Repeat the records below exactly, leaving out any pictures.

□ □ □ □

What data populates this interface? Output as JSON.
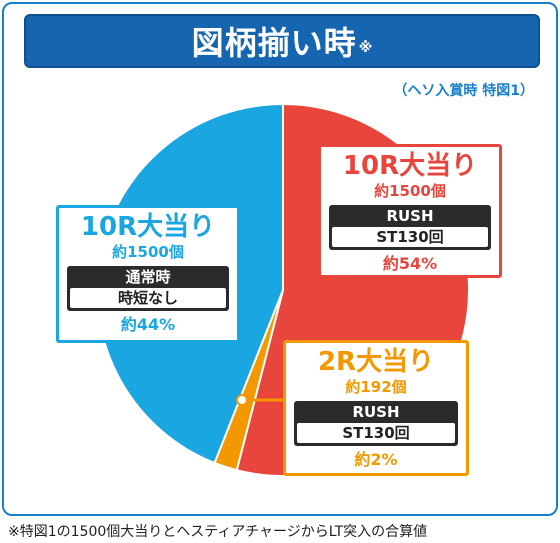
{
  "title": "図柄揃い時",
  "title_mark": "※",
  "subnote": "（ヘソ入賞時 特図1）",
  "footnote": "※特図1の1500個大当りとヘスティアチャージからLT突入の合算値",
  "colors": {
    "red": "#e8453c",
    "blue": "#1aa6e0",
    "orange": "#f39800",
    "frame": "#1a7fc9"
  },
  "chart_data": {
    "type": "pie",
    "slices": [
      {
        "name": "10R大当り",
        "payout": "約1500個",
        "mode": "RUSH",
        "detail": "ST130回",
        "percent": "約54%",
        "value": 54,
        "color": "#e8453c"
      },
      {
        "name": "2R大当り",
        "payout": "約192個",
        "mode": "RUSH",
        "detail": "ST130回",
        "percent": "約2%",
        "value": 2,
        "color": "#f39800"
      },
      {
        "name": "10R大当り",
        "payout": "約1500個",
        "mode": "通常時",
        "detail": "時短なし",
        "percent": "約44%",
        "value": 44,
        "color": "#1aa6e0"
      }
    ]
  }
}
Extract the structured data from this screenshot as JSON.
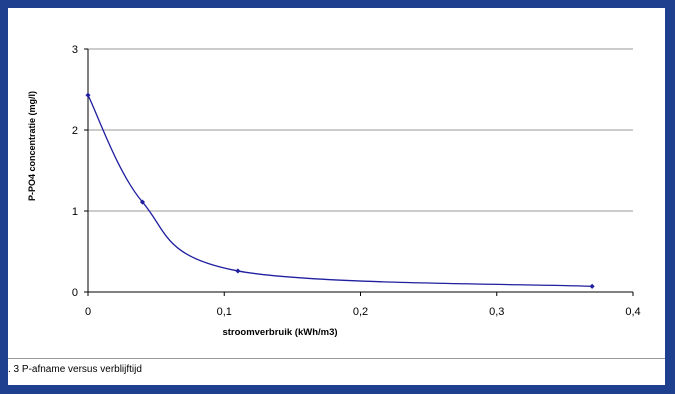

□ □ □ □

=== Answer for this exercise ===
What data populates this interface? Output as JSON.
{
  "title": "図柄揃い時",
  "title_mark": "※",
  "subnote": "（ヘソ入賞時 特図1）",
  "footnote": "※特図1の1500個大当りとヘスティアチャージからLT突入の合算値",
  "colors": {
    "red": "#e8453c",
    "blue": "#1aa6e0",
    "orange": "#f39800",
    "frame": "#1a7fc9"
  },
  "chart_data": {
    "type": "pie",
    "slices": [
      {
        "name": "10R大当り",
        "payout": "約1500個",
        "mode": "RUSH",
        "detail": "ST130回",
        "percent": "約54%",
        "value": 54,
        "color": "#e8453c"
      },
      {
        "name": "2R大当り",
        "payout": "約192個",
        "mode": "RUSH",
        "detail": "ST130回",
        "percent": "約2%",
        "value": 2,
        "color": "#f39800"
      },
      {
        "name": "10R大当り",
        "payout": "約1500個",
        "mode": "通常時",
        "detail": "時短なし",
        "percent": "約44%",
        "value": 44,
        "color": "#1aa6e0"
      }
    ]
  }
}
Extract the structured data from this screenshot as JSON.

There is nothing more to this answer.